----- Given records
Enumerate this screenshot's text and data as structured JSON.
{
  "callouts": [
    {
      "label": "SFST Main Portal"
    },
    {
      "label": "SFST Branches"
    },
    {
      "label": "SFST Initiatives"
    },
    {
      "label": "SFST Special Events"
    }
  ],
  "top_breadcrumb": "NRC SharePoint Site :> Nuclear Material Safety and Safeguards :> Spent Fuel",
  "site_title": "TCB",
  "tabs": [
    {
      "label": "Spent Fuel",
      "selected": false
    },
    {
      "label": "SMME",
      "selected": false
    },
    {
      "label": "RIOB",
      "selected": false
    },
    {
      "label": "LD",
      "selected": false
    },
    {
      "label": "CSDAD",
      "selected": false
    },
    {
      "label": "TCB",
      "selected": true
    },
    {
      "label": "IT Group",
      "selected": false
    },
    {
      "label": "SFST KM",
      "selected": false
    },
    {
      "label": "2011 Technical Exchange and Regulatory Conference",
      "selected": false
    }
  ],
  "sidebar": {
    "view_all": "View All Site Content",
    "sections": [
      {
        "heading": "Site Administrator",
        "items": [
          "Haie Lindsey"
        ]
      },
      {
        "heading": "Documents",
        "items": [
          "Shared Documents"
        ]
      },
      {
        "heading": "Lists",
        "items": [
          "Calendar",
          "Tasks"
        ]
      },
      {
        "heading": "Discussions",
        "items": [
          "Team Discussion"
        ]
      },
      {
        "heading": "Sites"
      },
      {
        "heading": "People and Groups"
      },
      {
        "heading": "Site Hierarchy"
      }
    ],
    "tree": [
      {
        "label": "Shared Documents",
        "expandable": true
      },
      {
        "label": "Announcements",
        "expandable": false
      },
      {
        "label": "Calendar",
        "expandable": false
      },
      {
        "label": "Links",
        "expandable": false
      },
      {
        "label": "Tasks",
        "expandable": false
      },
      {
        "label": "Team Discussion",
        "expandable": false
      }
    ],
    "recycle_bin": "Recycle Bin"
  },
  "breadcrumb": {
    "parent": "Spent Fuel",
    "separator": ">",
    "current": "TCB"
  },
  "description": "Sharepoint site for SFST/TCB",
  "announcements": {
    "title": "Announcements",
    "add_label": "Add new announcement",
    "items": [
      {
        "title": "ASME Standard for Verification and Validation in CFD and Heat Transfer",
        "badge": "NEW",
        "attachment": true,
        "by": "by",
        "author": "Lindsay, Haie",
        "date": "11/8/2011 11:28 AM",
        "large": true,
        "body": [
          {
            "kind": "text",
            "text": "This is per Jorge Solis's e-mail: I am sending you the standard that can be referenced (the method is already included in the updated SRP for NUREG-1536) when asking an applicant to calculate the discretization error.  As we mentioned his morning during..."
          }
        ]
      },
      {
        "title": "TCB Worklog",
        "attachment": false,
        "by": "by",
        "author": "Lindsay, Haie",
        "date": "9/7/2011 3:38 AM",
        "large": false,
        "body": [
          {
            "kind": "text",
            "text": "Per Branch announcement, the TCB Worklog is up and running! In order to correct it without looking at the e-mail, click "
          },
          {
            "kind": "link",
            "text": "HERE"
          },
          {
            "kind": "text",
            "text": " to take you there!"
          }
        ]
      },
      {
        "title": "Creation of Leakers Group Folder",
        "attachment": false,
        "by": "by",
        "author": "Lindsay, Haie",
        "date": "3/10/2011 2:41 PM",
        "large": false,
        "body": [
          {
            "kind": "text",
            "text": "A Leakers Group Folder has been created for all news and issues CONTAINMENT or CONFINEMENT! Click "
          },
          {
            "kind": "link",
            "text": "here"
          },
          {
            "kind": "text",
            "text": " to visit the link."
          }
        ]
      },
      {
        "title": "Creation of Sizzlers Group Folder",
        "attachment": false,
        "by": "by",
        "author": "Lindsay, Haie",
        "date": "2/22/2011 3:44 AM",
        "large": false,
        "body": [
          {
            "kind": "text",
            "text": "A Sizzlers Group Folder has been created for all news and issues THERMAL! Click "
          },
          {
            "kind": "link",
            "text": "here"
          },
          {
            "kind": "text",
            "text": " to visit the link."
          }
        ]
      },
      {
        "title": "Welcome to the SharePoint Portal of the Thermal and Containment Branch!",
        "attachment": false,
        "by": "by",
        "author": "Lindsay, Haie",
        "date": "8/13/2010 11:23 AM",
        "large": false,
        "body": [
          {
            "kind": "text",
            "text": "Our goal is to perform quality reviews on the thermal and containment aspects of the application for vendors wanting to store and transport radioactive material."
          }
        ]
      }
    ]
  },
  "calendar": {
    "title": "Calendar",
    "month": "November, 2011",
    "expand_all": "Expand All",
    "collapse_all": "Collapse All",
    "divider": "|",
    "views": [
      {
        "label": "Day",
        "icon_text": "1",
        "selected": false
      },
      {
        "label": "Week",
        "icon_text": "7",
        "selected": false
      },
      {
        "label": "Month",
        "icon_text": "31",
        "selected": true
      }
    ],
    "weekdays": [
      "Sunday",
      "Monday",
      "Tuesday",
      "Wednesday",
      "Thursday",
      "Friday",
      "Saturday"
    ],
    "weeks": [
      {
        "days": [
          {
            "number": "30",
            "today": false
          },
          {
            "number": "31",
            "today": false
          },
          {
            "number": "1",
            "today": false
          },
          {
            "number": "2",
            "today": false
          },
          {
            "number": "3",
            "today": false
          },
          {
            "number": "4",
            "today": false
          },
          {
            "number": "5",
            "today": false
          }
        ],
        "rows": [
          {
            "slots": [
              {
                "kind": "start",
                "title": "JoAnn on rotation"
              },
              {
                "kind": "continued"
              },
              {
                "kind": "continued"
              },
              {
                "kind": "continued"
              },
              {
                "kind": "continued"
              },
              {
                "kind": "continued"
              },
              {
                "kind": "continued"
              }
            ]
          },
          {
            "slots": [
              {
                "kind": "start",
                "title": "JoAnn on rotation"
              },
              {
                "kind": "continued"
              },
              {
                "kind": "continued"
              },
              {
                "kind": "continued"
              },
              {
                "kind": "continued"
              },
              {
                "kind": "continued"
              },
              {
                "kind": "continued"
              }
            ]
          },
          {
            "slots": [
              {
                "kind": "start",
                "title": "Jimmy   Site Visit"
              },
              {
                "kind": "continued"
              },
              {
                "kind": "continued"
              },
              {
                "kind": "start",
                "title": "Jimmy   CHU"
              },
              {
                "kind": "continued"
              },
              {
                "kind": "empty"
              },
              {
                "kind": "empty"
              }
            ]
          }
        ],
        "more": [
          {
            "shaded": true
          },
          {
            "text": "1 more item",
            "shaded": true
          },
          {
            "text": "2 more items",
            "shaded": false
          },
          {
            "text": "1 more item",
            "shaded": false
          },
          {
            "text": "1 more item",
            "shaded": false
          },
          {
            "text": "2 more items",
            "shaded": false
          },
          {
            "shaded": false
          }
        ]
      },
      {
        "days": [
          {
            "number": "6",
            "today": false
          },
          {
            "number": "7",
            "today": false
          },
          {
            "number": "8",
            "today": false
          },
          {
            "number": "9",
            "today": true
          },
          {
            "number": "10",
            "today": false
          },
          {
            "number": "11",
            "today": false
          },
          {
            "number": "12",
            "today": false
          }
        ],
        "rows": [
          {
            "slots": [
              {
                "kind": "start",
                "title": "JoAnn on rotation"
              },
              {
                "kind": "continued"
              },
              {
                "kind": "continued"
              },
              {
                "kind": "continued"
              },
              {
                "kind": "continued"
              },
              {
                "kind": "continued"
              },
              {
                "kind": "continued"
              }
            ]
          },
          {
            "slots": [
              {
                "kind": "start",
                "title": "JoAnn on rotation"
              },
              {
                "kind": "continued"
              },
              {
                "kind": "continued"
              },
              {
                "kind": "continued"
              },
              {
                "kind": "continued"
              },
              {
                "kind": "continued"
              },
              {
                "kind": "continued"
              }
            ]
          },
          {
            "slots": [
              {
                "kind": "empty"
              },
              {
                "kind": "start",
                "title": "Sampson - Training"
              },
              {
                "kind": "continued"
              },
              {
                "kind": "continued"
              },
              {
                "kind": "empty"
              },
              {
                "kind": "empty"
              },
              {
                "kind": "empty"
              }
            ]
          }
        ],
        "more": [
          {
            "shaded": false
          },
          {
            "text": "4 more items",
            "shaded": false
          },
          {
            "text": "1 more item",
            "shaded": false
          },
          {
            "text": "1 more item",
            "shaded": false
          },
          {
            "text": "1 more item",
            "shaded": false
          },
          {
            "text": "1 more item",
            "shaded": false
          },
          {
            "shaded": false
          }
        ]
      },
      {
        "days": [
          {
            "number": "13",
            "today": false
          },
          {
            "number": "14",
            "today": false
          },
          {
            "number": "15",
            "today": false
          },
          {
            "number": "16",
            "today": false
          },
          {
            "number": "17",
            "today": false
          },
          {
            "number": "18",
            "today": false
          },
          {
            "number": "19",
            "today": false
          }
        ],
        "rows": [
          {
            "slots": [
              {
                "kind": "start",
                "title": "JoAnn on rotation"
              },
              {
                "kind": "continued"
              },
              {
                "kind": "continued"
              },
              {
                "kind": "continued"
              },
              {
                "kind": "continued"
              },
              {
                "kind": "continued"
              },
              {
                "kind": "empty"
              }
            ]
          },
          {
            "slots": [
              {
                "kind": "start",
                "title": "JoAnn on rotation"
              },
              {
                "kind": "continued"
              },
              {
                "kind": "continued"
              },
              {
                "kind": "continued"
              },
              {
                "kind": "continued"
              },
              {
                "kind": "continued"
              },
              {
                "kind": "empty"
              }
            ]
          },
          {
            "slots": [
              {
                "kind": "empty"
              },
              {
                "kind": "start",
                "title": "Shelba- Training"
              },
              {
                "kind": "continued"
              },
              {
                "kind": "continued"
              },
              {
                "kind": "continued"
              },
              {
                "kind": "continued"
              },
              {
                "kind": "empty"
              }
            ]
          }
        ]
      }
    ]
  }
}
----------
### Task description
Your task is to collect every line above that contains the word "Fuel".

### Expected answer
  "top_breadcrumb": "NRC SharePoint Site :> Nuclear Material Safety and Safeguards :> Spent Fuel",
      "label": "Spent Fuel",
    "parent": "Spent Fuel",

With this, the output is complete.